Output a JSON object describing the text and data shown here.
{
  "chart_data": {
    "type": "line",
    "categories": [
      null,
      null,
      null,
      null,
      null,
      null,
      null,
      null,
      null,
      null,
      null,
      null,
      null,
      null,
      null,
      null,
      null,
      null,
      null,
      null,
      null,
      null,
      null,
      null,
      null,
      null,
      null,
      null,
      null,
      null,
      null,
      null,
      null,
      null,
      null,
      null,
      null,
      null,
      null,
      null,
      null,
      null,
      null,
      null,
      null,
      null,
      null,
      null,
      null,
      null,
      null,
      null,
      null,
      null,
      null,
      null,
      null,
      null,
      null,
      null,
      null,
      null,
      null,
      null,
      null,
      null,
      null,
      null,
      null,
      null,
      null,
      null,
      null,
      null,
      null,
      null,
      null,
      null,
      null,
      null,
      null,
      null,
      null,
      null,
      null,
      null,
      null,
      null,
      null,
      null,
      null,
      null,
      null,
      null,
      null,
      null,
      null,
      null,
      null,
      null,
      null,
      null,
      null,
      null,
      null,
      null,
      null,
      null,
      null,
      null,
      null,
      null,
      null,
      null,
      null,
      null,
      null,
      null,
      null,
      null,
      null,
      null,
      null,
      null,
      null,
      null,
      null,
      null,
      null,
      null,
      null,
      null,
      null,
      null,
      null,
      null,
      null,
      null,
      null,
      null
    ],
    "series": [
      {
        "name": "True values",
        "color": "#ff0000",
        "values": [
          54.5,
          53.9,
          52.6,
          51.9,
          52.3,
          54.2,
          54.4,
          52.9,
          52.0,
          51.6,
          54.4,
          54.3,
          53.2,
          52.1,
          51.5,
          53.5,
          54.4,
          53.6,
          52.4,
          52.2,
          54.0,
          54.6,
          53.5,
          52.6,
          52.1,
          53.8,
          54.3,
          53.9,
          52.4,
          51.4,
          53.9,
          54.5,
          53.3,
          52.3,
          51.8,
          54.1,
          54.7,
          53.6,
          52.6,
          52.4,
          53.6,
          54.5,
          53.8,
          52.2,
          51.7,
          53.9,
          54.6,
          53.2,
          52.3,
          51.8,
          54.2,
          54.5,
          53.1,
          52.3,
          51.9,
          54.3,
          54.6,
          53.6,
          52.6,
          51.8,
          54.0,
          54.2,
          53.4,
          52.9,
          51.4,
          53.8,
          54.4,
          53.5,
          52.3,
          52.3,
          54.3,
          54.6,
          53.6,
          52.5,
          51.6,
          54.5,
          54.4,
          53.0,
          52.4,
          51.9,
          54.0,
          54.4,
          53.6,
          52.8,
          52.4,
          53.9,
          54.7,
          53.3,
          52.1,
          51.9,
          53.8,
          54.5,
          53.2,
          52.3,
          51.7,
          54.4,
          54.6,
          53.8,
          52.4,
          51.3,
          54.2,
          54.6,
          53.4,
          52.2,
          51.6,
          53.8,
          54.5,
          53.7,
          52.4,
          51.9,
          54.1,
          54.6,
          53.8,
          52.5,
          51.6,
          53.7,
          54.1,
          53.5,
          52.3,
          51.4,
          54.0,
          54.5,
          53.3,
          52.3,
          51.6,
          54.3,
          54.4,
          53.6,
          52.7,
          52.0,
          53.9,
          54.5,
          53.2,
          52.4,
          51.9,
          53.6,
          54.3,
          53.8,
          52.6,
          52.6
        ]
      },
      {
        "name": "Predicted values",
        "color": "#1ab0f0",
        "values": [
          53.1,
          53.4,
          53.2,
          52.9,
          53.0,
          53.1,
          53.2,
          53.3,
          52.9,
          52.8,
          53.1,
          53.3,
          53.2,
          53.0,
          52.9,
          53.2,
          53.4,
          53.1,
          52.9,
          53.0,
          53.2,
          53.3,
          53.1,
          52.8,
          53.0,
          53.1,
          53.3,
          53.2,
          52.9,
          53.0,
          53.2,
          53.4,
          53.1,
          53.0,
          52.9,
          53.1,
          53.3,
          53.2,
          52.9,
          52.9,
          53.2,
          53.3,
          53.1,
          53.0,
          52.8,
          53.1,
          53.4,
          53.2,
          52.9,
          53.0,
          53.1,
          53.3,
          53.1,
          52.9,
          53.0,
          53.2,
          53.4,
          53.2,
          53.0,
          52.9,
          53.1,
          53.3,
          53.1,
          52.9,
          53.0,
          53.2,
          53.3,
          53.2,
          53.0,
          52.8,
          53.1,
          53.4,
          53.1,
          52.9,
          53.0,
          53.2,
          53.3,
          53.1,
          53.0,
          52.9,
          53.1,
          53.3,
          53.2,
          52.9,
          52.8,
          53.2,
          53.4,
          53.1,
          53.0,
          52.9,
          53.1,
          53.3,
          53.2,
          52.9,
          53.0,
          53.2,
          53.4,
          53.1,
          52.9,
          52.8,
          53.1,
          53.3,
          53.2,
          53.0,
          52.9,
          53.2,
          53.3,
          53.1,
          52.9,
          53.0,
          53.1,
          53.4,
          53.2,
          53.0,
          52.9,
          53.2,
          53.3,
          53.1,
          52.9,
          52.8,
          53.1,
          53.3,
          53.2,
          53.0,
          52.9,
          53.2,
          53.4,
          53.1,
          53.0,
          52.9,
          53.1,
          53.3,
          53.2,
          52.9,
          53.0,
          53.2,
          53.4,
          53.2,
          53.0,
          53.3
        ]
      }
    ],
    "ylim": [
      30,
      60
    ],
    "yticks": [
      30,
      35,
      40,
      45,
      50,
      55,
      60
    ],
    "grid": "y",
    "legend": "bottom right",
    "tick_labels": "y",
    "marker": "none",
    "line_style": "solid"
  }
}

--

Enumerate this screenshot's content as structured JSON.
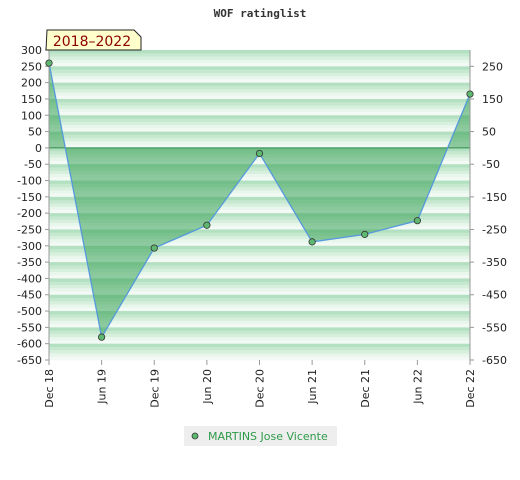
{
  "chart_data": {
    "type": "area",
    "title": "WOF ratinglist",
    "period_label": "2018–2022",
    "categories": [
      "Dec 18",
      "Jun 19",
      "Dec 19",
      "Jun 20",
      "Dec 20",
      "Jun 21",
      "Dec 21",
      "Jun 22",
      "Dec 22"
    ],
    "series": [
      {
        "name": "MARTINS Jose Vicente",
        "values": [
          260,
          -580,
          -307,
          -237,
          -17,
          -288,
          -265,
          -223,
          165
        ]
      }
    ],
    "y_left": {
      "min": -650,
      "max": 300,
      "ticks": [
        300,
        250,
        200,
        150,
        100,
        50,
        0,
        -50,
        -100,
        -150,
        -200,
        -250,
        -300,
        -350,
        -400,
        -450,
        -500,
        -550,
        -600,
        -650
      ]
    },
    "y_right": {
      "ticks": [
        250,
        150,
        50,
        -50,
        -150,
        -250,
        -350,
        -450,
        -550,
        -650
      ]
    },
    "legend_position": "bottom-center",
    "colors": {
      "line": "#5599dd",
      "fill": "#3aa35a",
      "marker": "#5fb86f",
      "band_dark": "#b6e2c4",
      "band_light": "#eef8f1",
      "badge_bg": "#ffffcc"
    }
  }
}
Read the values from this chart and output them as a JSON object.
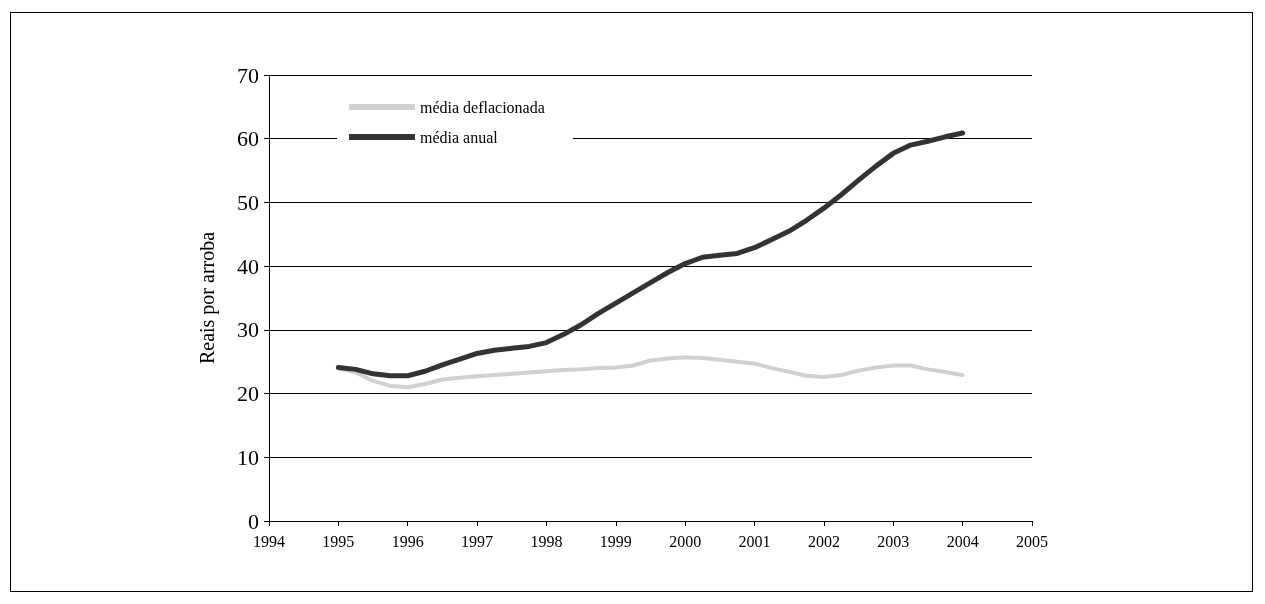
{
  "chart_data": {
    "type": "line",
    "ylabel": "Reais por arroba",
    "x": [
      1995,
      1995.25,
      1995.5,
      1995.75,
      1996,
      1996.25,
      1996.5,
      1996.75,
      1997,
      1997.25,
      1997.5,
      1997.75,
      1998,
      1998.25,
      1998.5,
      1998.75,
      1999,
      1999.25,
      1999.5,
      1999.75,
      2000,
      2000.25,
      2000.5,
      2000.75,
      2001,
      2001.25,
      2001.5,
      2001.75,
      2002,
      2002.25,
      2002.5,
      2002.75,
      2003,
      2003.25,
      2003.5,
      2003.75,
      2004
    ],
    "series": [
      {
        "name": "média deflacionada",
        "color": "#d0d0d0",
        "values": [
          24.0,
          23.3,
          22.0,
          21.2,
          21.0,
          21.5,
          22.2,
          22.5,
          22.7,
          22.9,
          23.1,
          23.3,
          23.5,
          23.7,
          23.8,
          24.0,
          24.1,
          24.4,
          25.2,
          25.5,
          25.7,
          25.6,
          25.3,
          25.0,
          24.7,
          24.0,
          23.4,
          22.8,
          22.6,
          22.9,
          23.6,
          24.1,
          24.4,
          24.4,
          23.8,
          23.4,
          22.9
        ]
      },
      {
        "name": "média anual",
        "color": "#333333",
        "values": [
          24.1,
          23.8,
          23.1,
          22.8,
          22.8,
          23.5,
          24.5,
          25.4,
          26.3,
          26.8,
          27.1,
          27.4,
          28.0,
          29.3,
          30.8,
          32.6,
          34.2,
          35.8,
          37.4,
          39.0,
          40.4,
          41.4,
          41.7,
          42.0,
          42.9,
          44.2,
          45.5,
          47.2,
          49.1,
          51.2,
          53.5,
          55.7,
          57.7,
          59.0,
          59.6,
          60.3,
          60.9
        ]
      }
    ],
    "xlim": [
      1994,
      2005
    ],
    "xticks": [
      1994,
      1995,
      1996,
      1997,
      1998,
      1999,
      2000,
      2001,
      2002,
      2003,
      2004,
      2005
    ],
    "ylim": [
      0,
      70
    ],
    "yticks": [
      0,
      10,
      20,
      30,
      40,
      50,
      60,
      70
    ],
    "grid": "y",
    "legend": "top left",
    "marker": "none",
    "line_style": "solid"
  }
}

▶ _Aim of the exercise_: Give every line of the material that includes the string "name".

▶ _The result_:
        "name": "True values",
        "name": "Predicted values",
        "name": "MARTINS Jose Vicente",
        "name": "média deflacionada",
        "name": "média anual",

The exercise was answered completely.